Directions:
Check each line of the material. Copy those containing "after".

Supplied entries:
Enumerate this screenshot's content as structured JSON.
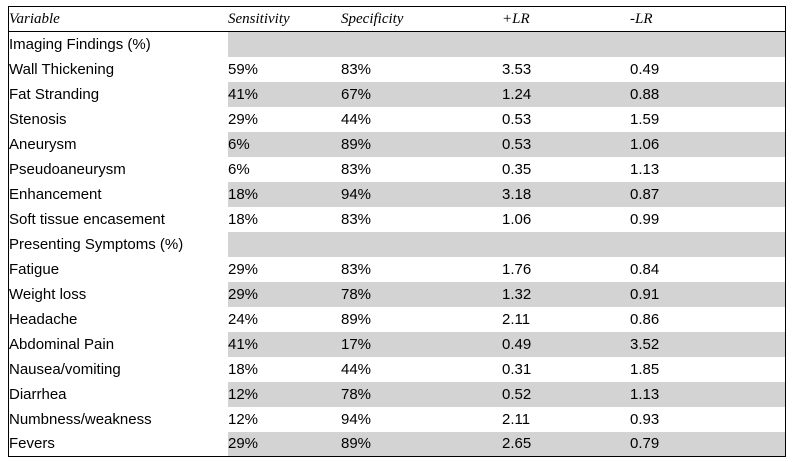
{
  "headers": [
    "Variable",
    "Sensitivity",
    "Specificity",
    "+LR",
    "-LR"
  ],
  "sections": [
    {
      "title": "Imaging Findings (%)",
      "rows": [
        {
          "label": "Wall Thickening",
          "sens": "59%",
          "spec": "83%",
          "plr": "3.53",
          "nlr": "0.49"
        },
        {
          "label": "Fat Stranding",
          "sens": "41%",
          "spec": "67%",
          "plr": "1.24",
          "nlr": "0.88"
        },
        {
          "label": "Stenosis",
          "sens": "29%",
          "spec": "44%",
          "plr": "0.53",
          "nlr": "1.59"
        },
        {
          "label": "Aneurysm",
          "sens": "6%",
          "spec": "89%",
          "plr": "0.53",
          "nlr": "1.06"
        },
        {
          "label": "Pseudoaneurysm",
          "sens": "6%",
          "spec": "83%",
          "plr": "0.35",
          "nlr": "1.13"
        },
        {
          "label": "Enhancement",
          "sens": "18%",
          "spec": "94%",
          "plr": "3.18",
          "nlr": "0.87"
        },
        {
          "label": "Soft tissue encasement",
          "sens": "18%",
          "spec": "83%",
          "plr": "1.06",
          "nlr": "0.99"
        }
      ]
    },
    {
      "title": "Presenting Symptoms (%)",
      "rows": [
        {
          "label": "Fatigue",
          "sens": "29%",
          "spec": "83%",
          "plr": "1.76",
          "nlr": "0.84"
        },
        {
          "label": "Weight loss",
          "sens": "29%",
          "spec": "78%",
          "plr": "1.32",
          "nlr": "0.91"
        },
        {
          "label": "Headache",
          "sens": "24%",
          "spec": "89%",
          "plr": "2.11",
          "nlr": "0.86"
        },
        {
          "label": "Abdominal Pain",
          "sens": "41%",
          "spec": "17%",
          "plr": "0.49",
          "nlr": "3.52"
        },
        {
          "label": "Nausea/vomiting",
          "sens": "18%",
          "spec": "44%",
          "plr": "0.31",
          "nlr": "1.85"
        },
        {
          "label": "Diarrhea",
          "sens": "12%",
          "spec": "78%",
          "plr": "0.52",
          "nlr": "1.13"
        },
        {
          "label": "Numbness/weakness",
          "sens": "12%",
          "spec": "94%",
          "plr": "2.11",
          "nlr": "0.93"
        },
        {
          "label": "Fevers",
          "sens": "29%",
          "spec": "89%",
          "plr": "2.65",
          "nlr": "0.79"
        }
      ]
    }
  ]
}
* * *
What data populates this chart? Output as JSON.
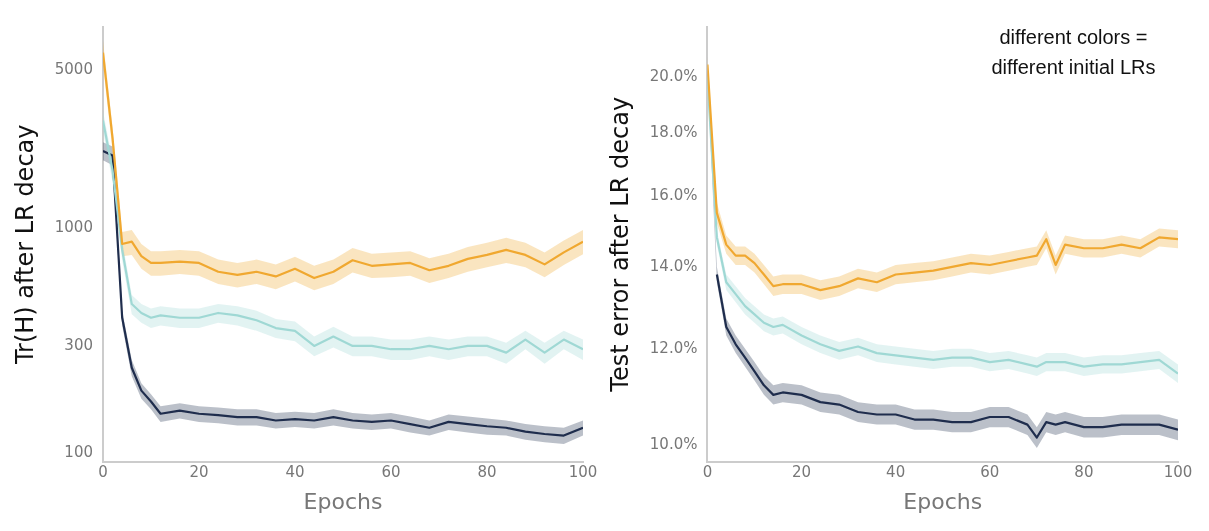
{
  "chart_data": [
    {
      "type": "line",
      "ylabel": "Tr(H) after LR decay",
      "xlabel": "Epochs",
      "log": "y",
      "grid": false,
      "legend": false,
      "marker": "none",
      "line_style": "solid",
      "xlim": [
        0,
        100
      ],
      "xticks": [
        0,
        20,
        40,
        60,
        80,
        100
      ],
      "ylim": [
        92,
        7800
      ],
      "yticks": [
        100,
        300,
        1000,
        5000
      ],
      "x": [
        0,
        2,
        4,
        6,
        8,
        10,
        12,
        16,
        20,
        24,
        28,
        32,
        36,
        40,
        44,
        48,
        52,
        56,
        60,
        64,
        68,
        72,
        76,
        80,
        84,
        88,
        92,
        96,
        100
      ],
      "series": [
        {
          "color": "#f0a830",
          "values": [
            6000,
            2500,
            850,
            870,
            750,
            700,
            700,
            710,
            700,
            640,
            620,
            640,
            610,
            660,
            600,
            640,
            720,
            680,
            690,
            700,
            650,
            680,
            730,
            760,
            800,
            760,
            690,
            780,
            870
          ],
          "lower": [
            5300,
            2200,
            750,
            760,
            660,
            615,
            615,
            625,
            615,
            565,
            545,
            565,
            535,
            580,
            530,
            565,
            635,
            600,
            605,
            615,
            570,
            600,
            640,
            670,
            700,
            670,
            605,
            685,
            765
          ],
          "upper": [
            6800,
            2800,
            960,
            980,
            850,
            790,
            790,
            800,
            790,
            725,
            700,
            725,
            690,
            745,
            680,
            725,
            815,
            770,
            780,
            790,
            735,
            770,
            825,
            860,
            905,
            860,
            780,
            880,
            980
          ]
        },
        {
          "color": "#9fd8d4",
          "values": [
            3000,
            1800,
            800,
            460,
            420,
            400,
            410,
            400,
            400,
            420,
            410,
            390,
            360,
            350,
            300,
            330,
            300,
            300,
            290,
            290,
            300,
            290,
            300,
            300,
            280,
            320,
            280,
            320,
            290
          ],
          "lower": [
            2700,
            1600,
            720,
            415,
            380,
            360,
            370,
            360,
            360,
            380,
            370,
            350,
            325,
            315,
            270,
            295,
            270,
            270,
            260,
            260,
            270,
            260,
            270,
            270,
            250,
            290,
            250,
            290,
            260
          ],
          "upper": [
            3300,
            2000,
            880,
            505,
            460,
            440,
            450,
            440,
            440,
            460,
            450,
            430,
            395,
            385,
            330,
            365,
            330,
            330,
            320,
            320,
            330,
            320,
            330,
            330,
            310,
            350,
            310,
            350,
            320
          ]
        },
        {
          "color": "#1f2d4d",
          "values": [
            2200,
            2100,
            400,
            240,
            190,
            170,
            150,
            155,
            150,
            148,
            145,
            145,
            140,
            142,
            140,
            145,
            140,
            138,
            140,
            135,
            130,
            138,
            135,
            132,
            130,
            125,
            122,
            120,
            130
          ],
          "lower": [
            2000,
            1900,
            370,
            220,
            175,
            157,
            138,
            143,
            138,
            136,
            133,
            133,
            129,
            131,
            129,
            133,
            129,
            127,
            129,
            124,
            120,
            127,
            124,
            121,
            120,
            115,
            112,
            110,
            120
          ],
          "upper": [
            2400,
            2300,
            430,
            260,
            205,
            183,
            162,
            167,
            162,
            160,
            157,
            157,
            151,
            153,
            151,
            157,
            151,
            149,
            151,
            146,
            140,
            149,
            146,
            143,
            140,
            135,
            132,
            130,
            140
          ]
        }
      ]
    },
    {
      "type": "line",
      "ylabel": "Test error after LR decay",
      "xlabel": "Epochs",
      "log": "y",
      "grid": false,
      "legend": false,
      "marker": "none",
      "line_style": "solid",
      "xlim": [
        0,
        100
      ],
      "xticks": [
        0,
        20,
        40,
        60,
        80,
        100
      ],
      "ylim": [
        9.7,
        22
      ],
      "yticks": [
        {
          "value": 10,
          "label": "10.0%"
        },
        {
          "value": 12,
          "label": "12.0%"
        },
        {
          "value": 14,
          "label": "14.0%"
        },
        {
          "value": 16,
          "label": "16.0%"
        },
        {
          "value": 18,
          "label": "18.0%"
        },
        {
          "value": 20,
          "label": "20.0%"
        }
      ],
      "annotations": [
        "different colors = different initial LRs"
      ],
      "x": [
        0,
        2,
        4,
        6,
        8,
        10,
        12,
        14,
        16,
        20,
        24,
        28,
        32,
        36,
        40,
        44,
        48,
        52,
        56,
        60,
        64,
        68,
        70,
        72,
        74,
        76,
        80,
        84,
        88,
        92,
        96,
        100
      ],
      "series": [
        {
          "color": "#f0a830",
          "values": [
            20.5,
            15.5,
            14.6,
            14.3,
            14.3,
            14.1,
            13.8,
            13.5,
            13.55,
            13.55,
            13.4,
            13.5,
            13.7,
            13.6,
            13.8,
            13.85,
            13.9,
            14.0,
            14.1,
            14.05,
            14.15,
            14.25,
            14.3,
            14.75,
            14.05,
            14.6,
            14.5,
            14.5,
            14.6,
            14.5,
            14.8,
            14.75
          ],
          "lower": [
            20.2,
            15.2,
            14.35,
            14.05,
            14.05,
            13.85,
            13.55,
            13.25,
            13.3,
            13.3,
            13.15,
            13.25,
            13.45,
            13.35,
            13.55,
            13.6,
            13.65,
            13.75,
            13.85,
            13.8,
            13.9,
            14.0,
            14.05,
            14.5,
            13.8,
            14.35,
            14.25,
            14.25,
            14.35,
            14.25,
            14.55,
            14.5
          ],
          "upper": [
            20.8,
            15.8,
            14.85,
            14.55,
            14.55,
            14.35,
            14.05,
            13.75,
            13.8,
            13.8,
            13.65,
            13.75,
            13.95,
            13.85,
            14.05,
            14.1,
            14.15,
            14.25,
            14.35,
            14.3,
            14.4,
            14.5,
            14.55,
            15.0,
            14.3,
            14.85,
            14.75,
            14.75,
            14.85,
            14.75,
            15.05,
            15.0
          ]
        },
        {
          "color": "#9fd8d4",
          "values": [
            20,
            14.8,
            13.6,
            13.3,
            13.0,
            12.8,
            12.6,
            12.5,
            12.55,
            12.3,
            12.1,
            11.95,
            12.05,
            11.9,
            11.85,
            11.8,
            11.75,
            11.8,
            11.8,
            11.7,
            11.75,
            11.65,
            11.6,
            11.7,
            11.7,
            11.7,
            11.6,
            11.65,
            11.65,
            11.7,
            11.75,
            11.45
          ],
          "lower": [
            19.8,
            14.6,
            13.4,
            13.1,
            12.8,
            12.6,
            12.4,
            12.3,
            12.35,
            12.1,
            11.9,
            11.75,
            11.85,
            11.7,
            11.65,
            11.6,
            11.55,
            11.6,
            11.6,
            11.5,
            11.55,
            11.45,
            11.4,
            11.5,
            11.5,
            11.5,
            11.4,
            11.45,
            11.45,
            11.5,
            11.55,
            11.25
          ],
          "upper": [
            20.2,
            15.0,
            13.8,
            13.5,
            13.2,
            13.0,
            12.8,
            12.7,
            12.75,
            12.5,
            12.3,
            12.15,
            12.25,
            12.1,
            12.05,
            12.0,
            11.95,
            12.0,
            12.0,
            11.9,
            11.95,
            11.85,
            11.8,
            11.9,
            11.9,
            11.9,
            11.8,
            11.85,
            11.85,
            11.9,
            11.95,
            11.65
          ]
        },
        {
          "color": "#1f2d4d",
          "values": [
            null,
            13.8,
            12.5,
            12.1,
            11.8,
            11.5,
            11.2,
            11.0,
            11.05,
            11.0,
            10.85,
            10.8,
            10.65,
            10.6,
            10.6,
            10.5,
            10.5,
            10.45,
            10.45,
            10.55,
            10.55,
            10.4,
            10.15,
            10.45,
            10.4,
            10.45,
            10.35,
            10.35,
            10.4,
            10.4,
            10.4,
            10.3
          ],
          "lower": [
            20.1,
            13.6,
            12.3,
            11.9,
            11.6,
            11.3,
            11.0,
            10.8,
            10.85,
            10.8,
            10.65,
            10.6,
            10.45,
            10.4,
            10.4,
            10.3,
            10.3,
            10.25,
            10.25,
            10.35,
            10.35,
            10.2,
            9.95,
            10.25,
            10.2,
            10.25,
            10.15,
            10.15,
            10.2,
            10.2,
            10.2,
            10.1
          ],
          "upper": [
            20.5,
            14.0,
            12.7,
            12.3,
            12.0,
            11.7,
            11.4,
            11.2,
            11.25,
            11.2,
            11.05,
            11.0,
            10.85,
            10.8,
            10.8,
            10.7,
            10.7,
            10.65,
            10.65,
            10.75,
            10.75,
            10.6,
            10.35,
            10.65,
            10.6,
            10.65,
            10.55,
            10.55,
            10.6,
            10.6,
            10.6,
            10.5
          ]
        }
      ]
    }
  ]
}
--
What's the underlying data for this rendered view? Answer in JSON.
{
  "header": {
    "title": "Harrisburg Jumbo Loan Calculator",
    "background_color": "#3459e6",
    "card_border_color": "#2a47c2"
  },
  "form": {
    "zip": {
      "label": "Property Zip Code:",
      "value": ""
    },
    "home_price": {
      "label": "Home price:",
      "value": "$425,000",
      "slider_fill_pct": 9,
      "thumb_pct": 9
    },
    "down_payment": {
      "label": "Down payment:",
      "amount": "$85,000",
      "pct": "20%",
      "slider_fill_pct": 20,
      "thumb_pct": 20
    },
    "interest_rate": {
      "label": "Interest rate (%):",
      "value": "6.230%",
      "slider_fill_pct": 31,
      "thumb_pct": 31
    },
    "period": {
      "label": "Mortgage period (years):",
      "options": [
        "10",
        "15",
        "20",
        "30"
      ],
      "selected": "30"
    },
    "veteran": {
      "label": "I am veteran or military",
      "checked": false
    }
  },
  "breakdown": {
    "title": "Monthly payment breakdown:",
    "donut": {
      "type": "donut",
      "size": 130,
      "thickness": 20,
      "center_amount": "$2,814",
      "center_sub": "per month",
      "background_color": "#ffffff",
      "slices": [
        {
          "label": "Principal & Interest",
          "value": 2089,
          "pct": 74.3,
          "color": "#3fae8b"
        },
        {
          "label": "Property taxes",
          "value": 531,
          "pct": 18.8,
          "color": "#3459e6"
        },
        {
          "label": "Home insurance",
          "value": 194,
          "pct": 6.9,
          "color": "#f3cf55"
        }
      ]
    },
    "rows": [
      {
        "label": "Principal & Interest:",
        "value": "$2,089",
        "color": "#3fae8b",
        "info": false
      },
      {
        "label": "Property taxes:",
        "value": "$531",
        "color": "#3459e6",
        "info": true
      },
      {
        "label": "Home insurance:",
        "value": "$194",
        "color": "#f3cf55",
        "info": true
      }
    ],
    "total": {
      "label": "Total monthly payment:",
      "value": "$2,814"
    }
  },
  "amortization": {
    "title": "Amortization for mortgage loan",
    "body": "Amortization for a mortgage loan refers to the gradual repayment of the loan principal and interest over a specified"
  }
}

Written reply:
      "ylabel": "Tr(H) after LR decay",
      "ylabel": "Test error after LR decay",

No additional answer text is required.